* Extracted text:
Artificial intelligence is rapidly transforming agriculture from a reactive, data-driven industry into a predictive and increasingly autonomous ecosystem. As climate volatility, labour shortages, and resource constraints intensify, growers are looking beyond traditional farm management tools toward AI systems capable of translating complex datasets into timely, actionable decisions. The convergence of predictive analytics, generative AI, IoT, satellite imagery, and hyperlocal climate intelligence is redefining how crops are monitored, risks are managed, and productivity is optimised.
At the forefront of this transformation is WayBeyond, whose FarmRoad Agronomy Intelligence platform combines predictive AI with generative AI to deliver personalised agronomic recommendations rather than simply reporting farm data. By integrating sensor data, satellite imagery, climate forecasts, and grower-specific operational context, the platform enables farmers to make faster, more informed decisions while improving crop resilience and resource efficiency.
In this exclusive interview with AI Spectrum, Dr. Mpatisi Moyo, Head of Artificial Intelligence at WayBeyond, discusses how the company is bridging the gap between AI-generated insights and real-world farm actions, the role of hyperlocal climate forecasting and explainable AI in building farmer trust, and how the next generation of predictive intelligence, robotics, and autonomous systems could reshape protected cropping and precision agriculture in the years ahead.
FarmRoad Agronomy Intelligence provides daily AI-powered action plans rather than just reporting data. What technological challenges did WayBeyond overcome to shift from data visibility to actionable decision intelligence?
FarmRoad already hosts a rich suite of Predictive AI Models such as Yield Prediction, Yield Swing Events, Disease Risk Models and Internal Climate Forecasts that run on sensor climate data, and irrigation and crop data collected via FarmRoad IoT technology and APPs. But understanding and taking action on these rich predictions is frequently a challenge for some growers. WayBeyond is now integrating GenAI on top of this traditional AI layer to help growers digest this layer of predictive AI into actions they can understand in natural language and are able to follow through on. To enable this, WayBeyond is designing a complete AI platform that is collecting more and more granular growing practice context and feedback from growers to produce personalised recommended actions from the data and predictions from our traditional AI models.

(Dataset entries)
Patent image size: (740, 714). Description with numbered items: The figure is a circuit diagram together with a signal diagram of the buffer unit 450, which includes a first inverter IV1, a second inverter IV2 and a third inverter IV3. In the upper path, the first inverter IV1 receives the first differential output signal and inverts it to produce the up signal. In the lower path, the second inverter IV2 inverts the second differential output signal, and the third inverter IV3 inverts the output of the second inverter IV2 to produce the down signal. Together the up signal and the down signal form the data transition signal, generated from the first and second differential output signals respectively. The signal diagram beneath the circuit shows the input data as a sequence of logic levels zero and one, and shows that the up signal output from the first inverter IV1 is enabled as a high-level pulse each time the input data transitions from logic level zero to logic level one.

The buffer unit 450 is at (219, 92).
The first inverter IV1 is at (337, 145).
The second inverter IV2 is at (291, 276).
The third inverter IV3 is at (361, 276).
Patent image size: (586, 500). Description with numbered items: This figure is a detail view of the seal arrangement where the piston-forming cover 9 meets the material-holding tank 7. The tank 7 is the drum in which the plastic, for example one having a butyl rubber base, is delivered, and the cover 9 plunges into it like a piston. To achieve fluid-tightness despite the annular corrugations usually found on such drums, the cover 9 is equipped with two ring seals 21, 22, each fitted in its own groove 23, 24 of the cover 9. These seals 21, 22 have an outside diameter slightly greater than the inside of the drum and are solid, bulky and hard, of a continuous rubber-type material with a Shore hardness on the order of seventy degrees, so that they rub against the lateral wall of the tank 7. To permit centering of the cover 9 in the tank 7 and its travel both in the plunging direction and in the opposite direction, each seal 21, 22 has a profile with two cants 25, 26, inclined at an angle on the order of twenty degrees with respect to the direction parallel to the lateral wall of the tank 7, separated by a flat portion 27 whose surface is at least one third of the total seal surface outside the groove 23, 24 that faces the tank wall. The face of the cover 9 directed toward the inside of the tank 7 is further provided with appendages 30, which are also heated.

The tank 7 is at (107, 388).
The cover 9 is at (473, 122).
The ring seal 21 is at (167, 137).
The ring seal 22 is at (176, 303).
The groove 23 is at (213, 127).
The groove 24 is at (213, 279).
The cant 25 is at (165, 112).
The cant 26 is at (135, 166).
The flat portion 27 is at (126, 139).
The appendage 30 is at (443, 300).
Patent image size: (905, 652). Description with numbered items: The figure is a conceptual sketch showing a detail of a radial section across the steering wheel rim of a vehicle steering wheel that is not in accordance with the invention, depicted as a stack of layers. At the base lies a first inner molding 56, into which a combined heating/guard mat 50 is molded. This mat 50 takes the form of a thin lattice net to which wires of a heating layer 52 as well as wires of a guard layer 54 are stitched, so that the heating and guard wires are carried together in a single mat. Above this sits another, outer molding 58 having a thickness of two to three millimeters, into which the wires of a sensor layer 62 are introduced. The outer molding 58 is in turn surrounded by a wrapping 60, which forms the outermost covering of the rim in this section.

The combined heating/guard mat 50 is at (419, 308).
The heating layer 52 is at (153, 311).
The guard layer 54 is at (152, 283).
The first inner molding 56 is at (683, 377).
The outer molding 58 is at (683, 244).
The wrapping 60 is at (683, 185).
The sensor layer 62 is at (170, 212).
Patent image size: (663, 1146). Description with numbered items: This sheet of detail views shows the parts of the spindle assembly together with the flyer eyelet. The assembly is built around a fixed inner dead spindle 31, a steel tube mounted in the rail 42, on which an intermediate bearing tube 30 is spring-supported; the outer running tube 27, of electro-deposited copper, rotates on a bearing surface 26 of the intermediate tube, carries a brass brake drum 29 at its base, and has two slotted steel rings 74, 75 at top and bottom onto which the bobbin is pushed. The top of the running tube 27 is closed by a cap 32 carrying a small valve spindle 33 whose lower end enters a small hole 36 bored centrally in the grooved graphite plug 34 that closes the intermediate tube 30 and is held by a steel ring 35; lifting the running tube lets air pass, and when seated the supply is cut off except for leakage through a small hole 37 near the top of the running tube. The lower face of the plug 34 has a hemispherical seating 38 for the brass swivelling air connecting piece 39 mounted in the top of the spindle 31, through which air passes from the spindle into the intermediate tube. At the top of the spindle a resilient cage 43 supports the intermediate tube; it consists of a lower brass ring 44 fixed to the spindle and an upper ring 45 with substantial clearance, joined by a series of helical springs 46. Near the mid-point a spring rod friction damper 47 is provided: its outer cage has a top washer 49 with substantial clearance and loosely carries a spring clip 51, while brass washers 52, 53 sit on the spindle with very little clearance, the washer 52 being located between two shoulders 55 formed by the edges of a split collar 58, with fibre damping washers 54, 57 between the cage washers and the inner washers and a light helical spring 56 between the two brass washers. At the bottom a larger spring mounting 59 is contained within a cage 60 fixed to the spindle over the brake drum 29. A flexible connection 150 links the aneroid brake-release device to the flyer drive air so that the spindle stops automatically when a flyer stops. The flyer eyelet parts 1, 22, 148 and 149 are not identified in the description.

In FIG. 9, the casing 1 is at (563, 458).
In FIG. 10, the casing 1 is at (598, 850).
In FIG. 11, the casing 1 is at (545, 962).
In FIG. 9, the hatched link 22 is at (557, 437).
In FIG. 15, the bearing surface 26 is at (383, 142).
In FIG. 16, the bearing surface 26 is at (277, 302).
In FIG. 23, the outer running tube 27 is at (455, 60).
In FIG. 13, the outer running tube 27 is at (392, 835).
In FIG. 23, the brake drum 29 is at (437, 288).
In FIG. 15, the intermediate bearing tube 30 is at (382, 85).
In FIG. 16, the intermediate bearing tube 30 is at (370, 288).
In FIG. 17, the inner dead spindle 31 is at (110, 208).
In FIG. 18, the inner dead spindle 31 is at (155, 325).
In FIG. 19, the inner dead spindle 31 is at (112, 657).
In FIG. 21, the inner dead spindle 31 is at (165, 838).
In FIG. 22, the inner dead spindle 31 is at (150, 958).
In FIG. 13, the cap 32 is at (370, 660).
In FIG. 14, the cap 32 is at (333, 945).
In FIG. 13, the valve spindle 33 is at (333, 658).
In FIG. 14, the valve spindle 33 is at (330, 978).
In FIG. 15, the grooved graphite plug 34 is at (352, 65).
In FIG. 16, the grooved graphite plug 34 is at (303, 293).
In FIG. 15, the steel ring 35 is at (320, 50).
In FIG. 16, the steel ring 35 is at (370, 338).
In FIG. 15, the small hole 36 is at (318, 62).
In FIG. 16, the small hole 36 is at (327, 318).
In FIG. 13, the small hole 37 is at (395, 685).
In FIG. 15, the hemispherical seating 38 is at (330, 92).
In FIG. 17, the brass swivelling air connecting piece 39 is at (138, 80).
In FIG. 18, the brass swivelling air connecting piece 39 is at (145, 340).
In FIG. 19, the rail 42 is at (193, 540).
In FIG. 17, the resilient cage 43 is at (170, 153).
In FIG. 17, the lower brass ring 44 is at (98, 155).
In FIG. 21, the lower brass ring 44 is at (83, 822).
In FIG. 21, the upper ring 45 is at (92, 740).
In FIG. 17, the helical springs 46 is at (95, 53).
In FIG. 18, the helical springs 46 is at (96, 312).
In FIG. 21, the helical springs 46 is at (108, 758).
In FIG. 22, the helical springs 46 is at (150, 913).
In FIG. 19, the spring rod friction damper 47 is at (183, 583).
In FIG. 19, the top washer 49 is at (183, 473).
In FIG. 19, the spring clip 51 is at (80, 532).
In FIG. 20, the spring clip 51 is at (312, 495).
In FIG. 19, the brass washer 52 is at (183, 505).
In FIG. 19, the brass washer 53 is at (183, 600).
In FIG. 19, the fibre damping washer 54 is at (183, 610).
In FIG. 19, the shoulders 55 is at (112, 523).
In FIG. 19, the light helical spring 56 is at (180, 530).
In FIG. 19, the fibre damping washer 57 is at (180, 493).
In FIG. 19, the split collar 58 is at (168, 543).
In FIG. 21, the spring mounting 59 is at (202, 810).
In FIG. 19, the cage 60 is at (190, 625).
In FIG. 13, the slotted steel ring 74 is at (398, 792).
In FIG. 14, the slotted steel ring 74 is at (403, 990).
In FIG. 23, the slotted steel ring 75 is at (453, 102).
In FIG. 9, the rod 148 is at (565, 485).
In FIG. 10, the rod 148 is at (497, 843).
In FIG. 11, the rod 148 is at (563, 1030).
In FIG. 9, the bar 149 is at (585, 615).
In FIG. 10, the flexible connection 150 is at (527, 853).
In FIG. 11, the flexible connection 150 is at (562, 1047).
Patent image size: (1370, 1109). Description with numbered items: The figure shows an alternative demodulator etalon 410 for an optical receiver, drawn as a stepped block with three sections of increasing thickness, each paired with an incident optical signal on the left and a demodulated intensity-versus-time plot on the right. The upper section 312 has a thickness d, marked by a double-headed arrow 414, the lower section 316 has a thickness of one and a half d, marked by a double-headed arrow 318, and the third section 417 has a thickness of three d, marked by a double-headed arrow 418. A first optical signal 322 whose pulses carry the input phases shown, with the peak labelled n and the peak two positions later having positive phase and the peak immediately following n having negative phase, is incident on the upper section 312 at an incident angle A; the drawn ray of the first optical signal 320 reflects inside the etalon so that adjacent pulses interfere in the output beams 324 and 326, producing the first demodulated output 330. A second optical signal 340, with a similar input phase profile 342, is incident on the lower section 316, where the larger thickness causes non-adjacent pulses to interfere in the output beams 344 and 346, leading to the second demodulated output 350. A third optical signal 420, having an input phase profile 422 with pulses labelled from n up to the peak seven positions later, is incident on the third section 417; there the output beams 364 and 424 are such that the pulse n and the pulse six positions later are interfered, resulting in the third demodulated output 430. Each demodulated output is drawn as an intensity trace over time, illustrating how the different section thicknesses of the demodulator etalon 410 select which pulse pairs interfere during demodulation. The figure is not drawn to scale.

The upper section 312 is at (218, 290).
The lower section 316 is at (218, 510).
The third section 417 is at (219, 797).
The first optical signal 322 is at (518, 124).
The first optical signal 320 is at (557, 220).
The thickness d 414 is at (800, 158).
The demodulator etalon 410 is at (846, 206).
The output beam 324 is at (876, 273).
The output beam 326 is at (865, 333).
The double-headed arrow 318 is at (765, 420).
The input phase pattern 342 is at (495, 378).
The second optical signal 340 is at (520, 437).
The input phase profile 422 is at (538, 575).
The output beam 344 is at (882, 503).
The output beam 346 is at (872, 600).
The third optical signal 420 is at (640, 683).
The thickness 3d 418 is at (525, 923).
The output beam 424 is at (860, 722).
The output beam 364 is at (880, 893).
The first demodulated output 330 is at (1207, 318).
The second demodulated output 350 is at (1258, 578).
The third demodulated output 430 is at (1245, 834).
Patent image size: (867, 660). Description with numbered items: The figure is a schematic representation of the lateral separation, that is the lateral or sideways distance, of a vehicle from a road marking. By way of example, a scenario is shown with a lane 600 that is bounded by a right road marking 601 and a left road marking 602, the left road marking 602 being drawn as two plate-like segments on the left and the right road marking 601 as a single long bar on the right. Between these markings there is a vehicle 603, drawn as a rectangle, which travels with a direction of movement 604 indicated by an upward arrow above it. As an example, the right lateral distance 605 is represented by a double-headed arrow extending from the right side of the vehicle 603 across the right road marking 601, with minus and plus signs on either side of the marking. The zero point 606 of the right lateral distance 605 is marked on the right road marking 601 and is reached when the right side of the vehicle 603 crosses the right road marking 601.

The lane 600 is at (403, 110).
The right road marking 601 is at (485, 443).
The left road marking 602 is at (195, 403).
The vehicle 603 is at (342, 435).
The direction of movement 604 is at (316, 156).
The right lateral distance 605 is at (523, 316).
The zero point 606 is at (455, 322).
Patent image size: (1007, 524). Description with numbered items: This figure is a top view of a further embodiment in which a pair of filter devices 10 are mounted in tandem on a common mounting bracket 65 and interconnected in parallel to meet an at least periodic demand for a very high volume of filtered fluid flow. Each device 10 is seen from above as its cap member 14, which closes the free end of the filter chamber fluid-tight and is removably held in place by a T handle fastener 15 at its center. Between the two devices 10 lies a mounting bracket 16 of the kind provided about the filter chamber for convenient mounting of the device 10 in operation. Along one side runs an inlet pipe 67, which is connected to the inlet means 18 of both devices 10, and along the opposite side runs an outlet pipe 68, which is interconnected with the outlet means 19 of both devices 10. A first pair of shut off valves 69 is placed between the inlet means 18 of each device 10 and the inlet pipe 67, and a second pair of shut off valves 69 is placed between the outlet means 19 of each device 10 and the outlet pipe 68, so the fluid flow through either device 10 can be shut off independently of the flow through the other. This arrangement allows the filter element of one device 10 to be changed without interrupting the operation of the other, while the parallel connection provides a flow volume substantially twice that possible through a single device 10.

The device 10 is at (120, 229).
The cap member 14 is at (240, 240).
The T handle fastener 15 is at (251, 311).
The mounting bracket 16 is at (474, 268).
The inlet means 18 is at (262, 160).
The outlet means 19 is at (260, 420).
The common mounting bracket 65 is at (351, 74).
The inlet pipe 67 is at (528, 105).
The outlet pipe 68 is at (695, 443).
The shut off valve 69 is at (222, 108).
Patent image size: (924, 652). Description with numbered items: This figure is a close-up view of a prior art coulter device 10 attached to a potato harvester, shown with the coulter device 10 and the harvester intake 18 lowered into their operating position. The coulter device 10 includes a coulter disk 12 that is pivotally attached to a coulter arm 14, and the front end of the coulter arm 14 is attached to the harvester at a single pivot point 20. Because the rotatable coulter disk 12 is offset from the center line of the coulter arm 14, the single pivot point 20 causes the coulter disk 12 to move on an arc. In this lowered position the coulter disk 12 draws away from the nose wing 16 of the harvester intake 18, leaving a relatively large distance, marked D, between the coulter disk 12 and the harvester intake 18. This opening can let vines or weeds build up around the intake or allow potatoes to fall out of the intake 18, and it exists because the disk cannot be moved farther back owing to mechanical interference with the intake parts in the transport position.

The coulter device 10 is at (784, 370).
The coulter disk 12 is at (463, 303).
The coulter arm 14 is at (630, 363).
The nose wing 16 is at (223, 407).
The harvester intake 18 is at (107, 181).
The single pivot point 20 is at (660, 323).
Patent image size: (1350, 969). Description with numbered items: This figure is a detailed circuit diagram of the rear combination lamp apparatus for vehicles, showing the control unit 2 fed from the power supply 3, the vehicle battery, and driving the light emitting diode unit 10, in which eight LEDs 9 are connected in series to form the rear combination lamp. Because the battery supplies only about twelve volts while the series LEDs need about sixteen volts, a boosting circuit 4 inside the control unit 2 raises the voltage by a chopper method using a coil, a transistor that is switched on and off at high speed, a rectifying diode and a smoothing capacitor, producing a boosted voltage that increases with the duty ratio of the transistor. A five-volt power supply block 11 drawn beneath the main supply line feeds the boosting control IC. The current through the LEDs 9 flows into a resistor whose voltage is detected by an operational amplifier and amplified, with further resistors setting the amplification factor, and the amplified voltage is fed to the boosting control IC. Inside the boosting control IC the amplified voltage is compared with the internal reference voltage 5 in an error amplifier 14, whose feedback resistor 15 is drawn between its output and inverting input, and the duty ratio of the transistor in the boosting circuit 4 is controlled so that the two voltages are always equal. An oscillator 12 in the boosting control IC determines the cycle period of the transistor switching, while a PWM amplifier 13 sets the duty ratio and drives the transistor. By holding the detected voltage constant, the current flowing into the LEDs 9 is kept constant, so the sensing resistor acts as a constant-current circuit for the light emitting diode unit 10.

* The task:
In the text on AI in agriculture, take the passage starting with "In this exclusive" and going on through "actionable decision intelligence?", and give it again with "WayBeyond" replaced by "Way Beyond" throughout.

* Result of this task:
In this exclusive interview with AI Spectrum, Dr. Mpatisi Moyo, Head of Artificial Intelligence at Way Beyond, discusses how the company is bridging the gap between AI-generated insights and real-world farm actions, the role of hyperlocal climate forecasting and explainable AI in building farmer trust, and how the next generation of predictive intelligence, robotics, and autonomous systems could reshape protected cropping and precision agriculture in the years ahead.
FarmRoad Agronomy Intelligence provides daily AI-powered action plans rather than just reporting data. What technological challenges did Way Beyond overcome to shift from data visibility to actionable decision intelligence?